The data below must be copied in full and without any change.

[Items listed in a dataset]
*****

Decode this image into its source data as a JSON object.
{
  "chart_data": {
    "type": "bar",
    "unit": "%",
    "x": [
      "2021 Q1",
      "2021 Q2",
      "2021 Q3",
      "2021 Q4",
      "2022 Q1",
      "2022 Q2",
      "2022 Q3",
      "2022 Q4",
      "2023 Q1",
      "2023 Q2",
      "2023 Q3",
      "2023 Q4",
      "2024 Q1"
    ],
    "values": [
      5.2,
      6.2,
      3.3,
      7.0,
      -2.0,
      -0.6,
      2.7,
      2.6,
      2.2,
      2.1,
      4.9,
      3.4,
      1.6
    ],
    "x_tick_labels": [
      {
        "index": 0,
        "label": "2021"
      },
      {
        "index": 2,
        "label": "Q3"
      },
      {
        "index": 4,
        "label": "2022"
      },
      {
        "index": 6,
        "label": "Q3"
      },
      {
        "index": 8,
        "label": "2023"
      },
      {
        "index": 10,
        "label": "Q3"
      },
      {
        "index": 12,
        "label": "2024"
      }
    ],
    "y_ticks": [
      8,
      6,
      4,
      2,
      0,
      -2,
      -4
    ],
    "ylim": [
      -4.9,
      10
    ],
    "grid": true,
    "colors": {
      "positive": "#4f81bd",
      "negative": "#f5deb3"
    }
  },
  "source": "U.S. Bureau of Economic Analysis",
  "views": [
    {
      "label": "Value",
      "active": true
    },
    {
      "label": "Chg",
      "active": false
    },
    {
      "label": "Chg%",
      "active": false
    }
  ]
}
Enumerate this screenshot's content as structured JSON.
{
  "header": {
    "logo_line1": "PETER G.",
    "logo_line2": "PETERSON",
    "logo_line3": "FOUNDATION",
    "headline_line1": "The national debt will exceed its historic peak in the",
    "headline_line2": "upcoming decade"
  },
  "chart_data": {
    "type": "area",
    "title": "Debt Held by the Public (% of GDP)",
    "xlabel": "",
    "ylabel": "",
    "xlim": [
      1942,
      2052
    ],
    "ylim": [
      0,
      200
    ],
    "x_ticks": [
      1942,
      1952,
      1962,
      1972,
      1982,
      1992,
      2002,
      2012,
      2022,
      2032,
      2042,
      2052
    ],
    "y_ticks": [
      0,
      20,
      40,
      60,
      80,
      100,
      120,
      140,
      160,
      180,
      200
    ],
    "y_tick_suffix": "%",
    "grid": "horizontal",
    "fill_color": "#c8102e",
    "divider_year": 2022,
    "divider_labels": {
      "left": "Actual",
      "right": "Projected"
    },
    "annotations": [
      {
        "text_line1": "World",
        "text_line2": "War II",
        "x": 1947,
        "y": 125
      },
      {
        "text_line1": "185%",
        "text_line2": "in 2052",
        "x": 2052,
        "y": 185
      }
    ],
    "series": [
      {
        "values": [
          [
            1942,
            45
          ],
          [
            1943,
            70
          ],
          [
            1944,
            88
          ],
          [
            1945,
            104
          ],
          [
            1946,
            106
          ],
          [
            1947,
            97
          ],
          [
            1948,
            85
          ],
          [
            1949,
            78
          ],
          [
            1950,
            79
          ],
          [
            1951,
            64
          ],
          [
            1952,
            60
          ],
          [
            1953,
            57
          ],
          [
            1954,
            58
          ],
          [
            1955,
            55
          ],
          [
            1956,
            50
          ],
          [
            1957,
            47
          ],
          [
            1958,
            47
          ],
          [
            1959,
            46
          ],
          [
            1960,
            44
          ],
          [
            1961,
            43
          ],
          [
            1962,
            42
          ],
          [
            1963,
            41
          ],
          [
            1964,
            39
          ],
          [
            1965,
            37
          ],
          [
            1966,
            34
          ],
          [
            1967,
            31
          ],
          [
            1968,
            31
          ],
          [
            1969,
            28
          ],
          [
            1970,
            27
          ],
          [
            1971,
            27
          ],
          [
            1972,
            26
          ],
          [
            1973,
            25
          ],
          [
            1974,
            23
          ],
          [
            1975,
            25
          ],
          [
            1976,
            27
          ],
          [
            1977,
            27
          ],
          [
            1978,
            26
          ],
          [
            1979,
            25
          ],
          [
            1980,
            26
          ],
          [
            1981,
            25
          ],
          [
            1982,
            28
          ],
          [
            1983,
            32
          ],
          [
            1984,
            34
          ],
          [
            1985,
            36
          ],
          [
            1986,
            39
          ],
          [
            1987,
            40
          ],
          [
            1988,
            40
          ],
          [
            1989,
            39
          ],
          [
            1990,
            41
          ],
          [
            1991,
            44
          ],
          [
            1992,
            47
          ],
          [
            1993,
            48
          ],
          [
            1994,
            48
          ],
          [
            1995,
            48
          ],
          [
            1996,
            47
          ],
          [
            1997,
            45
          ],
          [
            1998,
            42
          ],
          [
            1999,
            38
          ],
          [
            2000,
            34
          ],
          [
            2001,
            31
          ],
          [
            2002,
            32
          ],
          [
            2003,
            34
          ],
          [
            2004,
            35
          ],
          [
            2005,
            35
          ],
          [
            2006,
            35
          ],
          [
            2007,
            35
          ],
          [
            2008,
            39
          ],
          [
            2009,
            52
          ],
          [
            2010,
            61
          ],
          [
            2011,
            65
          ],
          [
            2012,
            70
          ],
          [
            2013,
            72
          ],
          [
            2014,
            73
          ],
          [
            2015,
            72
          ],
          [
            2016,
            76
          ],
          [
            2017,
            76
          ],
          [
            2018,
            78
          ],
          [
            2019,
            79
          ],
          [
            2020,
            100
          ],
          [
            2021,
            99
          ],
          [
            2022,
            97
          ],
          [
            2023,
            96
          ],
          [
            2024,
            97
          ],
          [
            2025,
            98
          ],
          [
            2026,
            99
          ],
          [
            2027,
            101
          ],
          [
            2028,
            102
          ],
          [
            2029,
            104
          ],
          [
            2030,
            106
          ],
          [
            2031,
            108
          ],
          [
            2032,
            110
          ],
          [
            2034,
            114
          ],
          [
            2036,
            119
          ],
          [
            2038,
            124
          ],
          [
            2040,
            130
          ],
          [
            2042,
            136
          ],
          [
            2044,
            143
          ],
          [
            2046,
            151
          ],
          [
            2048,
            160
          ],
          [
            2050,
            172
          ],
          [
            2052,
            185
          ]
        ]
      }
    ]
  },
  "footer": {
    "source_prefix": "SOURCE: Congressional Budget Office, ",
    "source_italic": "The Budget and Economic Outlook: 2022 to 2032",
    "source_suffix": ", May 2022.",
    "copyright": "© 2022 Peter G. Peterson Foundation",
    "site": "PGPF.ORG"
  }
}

*****

*ANSWER TO THE TASK*
Decode this image into its source data as a JSON object.
{
  "chart_data": {
    "type": "bar",
    "unit": "%",
    "x": [
      "2021 Q1",
      "2021 Q2",
      "2021 Q3",
      "2021 Q4",
      "2022 Q1",
      "2022 Q2",
      "2022 Q3",
      "2022 Q4",
      "2023 Q1",
      "2023 Q2",
      "2023 Q3",
      "2023 Q4",
      "2024 Q1"
    ],
    "values": [
      5.2,
      6.2,
      3.3,
      7.0,
      -2.0,
      -0.6,
      2.7,
      2.6,
      2.2,
      2.1,
      4.9,
      3.4,
      1.6
    ],
    "x_tick_labels": [
      {
        "index": 0,
        "label": "2021"
      },
      {
        "index": 2,
        "label": "Q3"
      },
      {
        "index": 4,
        "label": "2022"
      },
      {
        "index": 6,
        "label": "Q3"
      },
      {
        "index": 8,
        "label": "2023"
      },
      {
        "index": 10,
        "label": "Q3"
      },
      {
        "index": 12,
        "label": "2024"
      }
    ],
    "y_ticks": [
      8,
      6,
      4,
      2,
      0,
      -2,
      -4
    ],
    "ylim": [
      -4.9,
      10
    ],
    "grid": true,
    "colors": {
      "positive": "#4f81bd",
      "negative": "#f5deb3"
    }
  },
  "source": "U.S. Bureau of Economic Analysis",
  "views": [
    {
      "label": "Value",
      "active": true
    },
    {
      "label": "Chg",
      "active": false
    },
    {
      "label": "Chg%",
      "active": false
    }
  ]
}
Enumerate this screenshot's content as structured JSON.
{
  "header": {
    "logo_line1": "PETER G.",
    "logo_line2": "PETERSON",
    "logo_line3": "FOUNDATION",
    "headline_line1": "The national debt will exceed its historic peak in the",
    "headline_line2": "upcoming decade"
  },
  "chart_data": {
    "type": "area",
    "title": "Debt Held by the Public (% of GDP)",
    "xlabel": "",
    "ylabel": "",
    "xlim": [
      1942,
      2052
    ],
    "ylim": [
      0,
      200
    ],
    "x_ticks": [
      1942,
      1952,
      1962,
      1972,
      1982,
      1992,
      2002,
      2012,
      2022,
      2032,
      2042,
      2052
    ],
    "y_ticks": [
      0,
      20,
      40,
      60,
      80,
      100,
      120,
      140,
      160,
      180,
      200
    ],
    "y_tick_suffix": "%",
    "grid": "horizontal",
    "fill_color": "#c8102e",
    "divider_year": 2022,
    "divider_labels": {
      "left": "Actual",
      "right": "Projected"
    },
    "annotations": [
      {
        "text_line1": "World",
        "text_line2": "War II",
        "x": 1947,
        "y": 125
      },
      {
        "text_line1": "185%",
        "text_line2": "in 2052",
        "x": 2052,
        "y": 185
      }
    ],
    "series": [
      {
        "values": [
          [
            1942,
            45
          ],
          [
            1943,
            70
          ],
          [
            1944,
            88
          ],
          [
            1945,
            104
          ],
          [
            1946,
            106
          ],
          [
            1947,
            97
          ],
          [
            1948,
            85
          ],
          [
            1949,
            78
          ],
          [
            1950,
            79
          ],
          [
            1951,
            64
          ],
          [
            1952,
            60
          ],
          [
            1953,
            57
          ],
          [
            1954,
            58
          ],
          [
            1955,
            55
          ],
          [
            1956,
            50
          ],
          [
            1957,
            47
          ],
          [
            1958,
            47
          ],
          [
            1959,
            46
          ],
          [
            1960,
            44
          ],
          [
            1961,
            43
          ],
          [
            1962,
            42
          ],
          [
            1963,
            41
          ],
          [
            1964,
            39
          ],
          [
            1965,
            37
          ],
          [
            1966,
            34
          ],
          [
            1967,
            31
          ],
          [
            1968,
            31
          ],
          [
            1969,
            28
          ],
          [
            1970,
            27
          ],
          [
            1971,
            27
          ],
          [
            1972,
            26
          ],
          [
            1973,
            25
          ],
          [
            1974,
            23
          ],
          [
            1975,
            25
          ],
          [
            1976,
            27
          ],
          [
            1977,
            27
          ],
          [
            1978,
            26
          ],
          [
            1979,
            25
          ],
          [
            1980,
            26
          ],
          [
            1981,
            25
          ],
          [
            1982,
            28
          ],
          [
            1983,
            32
          ],
          [
            1984,
            34
          ],
          [
            1985,
            36
          ],
          [
            1986,
            39
          ],
          [
            1987,
            40
          ],
          [
            1988,
            40
          ],
          [
            1989,
            39
          ],
          [
            1990,
            41
          ],
          [
            1991,
            44
          ],
          [
            1992,
            47
          ],
          [
            1993,
            48
          ],
          [
            1994,
            48
          ],
          [
            1995,
            48
          ],
          [
            1996,
            47
          ],
          [
            1997,
            45
          ],
          [
            1998,
            42
          ],
          [
            1999,
            38
          ],
          [
            2000,
            34
          ],
          [
            2001,
            31
          ],
          [
            2002,
            32
          ],
          [
            2003,
            34
          ],
          [
            2004,
            35
          ],
          [
            2005,
            35
          ],
          [
            2006,
            35
          ],
          [
            2007,
            35
          ],
          [
            2008,
            39
          ],
          [
            2009,
            52
          ],
          [
            2010,
            61
          ],
          [
            2011,
            65
          ],
          [
            2012,
            70
          ],
          [
            2013,
            72
          ],
          [
            2014,
            73
          ],
          [
            2015,
            72
          ],
          [
            2016,
            76
          ],
          [
            2017,
            76
          ],
          [
            2018,
            78
          ],
          [
            2019,
            79
          ],
          [
            2020,
            100
          ],
          [
            2021,
            99
          ],
          [
            2022,
            97
          ],
          [
            2023,
            96
          ],
          [
            2024,
            97
          ],
          [
            2025,
            98
          ],
          [
            2026,
            99
          ],
          [
            2027,
            101
          ],
          [
            2028,
            102
          ],
          [
            2029,
            104
          ],
          [
            2030,
            106
          ],
          [
            2031,
            108
          ],
          [
            2032,
            110
          ],
          [
            2034,
            114
          ],
          [
            2036,
            119
          ],
          [
            2038,
            124
          ],
          [
            2040,
            130
          ],
          [
            2042,
            136
          ],
          [
            2044,
            143
          ],
          [
            2046,
            151
          ],
          [
            2048,
            160
          ],
          [
            2050,
            172
          ],
          [
            2052,
            185
          ]
        ]
      }
    ]
  },
  "footer": {
    "source_prefix": "SOURCE: Congressional Budget Office, ",
    "source_italic": "The Budget and Economic Outlook: 2022 to 2032",
    "source_suffix": ", May 2022.",
    "copyright": "© 2022 Peter G. Peterson Foundation",
    "site": "PGPF.ORG"
  }
}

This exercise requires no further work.